• STATED PROBLEM:
Exactly as they appear, output all of the records. Skip any images.

• MATERIAL:
----

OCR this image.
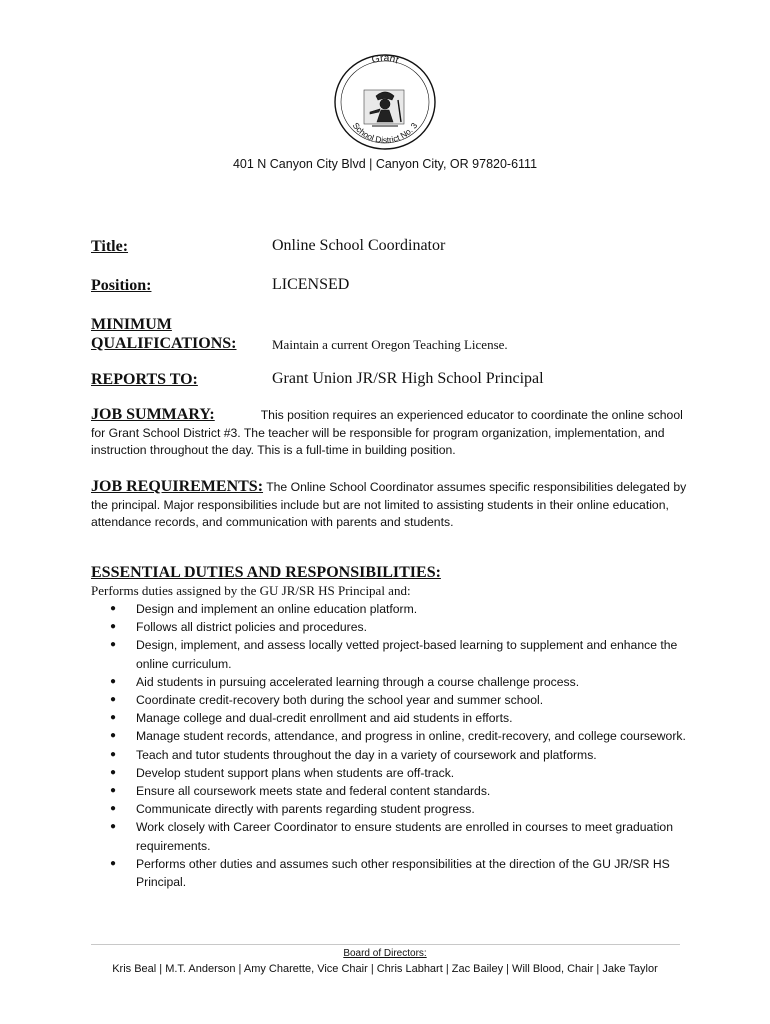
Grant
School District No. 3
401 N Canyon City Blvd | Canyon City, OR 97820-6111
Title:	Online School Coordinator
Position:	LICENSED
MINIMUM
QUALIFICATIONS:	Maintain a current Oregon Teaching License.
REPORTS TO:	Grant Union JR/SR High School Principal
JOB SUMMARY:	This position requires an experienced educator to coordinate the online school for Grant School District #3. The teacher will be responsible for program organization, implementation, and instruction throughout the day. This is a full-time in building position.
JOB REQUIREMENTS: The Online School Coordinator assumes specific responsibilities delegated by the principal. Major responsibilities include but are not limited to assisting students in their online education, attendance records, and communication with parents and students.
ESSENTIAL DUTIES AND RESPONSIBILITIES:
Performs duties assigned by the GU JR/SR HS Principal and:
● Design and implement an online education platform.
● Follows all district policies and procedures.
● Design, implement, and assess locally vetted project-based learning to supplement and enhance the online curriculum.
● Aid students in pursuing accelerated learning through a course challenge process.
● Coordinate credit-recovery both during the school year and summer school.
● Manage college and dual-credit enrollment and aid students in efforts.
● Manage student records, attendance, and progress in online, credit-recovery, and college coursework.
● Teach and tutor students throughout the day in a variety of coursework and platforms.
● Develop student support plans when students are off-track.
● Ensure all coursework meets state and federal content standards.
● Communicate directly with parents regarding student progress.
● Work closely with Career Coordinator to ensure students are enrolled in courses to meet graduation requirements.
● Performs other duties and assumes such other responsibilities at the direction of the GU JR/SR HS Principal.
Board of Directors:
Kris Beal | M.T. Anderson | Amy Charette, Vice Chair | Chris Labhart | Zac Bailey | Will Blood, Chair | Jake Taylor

----

• RESPONSE TO THIS EXERCISE:
OCR this image.
Grant
School District No. 3
401 N Canyon City Blvd | Canyon City, OR 97820-6111
Title:	Online School Coordinator
Position:	LICENSED
MINIMUM
QUALIFICATIONS:	Maintain a current Oregon Teaching License.
REPORTS TO:	Grant Union JR/SR High School Principal
JOB SUMMARY:	This position requires an experienced educator to coordinate the online school for Grant School District #3. The teacher will be responsible for program organization, implementation, and instruction throughout the day. This is a full-time in building position.
JOB REQUIREMENTS: The Online School Coordinator assumes specific responsibilities delegated by the principal. Major responsibilities include but are not limited to assisting students in their online education, attendance records, and communication with parents and students.
ESSENTIAL DUTIES AND RESPONSIBILITIES:
Performs duties assigned by the GU JR/SR HS Principal and:
● Design and implement an online education platform.
● Follows all district policies and procedures.
● Design, implement, and assess locally vetted project-based learning to supplement and enhance the online curriculum.
● Aid students in pursuing accelerated learning through a course challenge process.
● Coordinate credit-recovery both during the school year and summer school.
● Manage college and dual-credit enrollment and aid students in efforts.
● Manage student records, attendance, and progress in online, credit-recovery, and college coursework.
● Teach and tutor students throughout the day in a variety of coursework and platforms.
● Develop student support plans when students are off-track.
● Ensure all coursework meets state and federal content standards.
● Communicate directly with parents regarding student progress.
● Work closely with Career Coordinator to ensure students are enrolled in courses to meet graduation requirements.
● Performs other duties and assumes such other responsibilities at the direction of the GU JR/SR HS Principal.
Board of Directors:
Kris Beal | M.T. Anderson | Amy Charette, Vice Chair | Chris Labhart | Zac Bailey | Will Blood, Chair | Jake Taylor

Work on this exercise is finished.